- [DATASET RECORDS]

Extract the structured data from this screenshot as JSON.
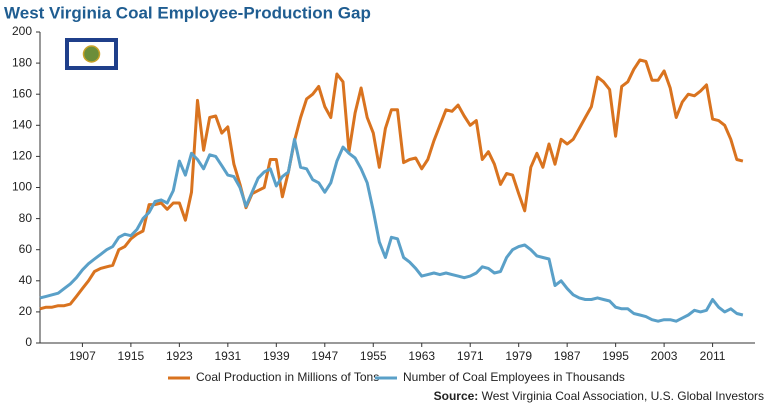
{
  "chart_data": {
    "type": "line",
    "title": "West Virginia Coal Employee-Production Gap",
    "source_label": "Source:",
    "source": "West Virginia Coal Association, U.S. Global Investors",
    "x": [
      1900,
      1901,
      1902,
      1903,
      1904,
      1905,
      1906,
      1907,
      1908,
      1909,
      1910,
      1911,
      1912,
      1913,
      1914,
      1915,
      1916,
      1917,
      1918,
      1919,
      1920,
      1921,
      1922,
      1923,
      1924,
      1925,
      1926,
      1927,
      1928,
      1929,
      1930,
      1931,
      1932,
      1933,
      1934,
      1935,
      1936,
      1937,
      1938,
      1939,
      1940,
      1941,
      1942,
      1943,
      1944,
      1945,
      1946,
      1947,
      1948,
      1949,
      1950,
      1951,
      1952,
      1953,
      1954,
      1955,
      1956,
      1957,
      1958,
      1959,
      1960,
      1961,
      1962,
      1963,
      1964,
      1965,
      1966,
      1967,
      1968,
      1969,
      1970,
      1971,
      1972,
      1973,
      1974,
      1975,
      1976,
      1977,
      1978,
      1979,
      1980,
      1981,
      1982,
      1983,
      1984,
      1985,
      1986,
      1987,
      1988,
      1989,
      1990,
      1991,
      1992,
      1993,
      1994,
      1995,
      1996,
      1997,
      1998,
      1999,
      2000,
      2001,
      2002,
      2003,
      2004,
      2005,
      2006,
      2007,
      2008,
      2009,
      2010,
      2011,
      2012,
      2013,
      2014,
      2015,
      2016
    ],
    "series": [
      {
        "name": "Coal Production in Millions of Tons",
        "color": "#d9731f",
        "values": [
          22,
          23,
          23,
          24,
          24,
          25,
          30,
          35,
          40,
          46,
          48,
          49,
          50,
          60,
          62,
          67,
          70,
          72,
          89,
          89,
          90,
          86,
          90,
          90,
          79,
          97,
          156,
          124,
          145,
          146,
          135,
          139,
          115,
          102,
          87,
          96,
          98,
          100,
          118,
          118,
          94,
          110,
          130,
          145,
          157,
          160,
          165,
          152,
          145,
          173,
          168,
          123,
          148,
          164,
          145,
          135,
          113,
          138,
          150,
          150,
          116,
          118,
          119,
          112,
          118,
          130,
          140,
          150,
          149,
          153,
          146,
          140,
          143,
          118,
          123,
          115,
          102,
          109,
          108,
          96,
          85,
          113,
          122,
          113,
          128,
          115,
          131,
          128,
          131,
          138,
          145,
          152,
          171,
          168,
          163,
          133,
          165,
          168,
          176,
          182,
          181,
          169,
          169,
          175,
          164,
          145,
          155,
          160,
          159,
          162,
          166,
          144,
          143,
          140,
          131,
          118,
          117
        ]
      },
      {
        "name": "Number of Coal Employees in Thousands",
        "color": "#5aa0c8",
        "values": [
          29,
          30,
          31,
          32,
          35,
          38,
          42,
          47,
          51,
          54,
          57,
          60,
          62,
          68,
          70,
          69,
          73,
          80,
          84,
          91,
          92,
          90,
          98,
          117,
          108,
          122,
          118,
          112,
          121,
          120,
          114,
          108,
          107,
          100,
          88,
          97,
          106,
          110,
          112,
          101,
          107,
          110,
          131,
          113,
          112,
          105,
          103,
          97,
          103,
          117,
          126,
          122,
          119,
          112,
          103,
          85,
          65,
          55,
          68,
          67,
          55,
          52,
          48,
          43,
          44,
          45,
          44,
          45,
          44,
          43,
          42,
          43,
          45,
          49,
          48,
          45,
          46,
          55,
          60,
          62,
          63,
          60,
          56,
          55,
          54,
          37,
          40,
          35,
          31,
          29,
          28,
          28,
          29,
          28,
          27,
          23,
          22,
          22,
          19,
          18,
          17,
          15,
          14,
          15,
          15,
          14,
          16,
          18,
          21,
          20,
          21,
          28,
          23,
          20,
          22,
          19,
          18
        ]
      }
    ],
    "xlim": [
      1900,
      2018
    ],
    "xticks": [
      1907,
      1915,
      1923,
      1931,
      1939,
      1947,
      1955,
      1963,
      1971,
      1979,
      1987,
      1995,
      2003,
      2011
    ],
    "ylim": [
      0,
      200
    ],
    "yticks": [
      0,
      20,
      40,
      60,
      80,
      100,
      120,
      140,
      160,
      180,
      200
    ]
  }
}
...
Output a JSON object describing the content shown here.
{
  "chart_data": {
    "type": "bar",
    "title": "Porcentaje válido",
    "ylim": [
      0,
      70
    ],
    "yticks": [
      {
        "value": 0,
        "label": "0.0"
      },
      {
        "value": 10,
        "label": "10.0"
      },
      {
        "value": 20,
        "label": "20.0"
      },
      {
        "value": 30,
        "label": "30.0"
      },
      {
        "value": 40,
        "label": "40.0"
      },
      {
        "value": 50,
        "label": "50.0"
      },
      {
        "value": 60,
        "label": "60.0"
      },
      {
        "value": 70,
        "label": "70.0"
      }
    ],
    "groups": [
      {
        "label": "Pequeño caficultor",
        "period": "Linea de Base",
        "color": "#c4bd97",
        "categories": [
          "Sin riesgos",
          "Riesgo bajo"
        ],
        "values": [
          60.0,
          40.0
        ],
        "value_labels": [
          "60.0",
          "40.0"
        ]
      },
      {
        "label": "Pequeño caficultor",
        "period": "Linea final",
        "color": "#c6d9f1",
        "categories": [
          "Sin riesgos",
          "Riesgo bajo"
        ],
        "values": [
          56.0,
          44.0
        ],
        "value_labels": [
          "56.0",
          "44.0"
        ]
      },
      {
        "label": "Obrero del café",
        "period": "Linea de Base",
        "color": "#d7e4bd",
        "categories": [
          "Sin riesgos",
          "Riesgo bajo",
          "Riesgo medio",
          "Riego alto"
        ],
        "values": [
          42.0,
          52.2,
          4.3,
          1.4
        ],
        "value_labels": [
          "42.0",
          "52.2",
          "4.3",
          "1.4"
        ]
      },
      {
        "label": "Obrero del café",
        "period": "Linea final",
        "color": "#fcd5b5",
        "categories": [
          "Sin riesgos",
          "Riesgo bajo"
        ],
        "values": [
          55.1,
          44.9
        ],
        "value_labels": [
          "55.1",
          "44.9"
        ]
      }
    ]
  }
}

- [EXERCISE INSTRUCTIONS]
Above are the entries; count how many of their lines contain the word "Virginia" and give only that number.

- [ANSWER FOR THE TASK]
2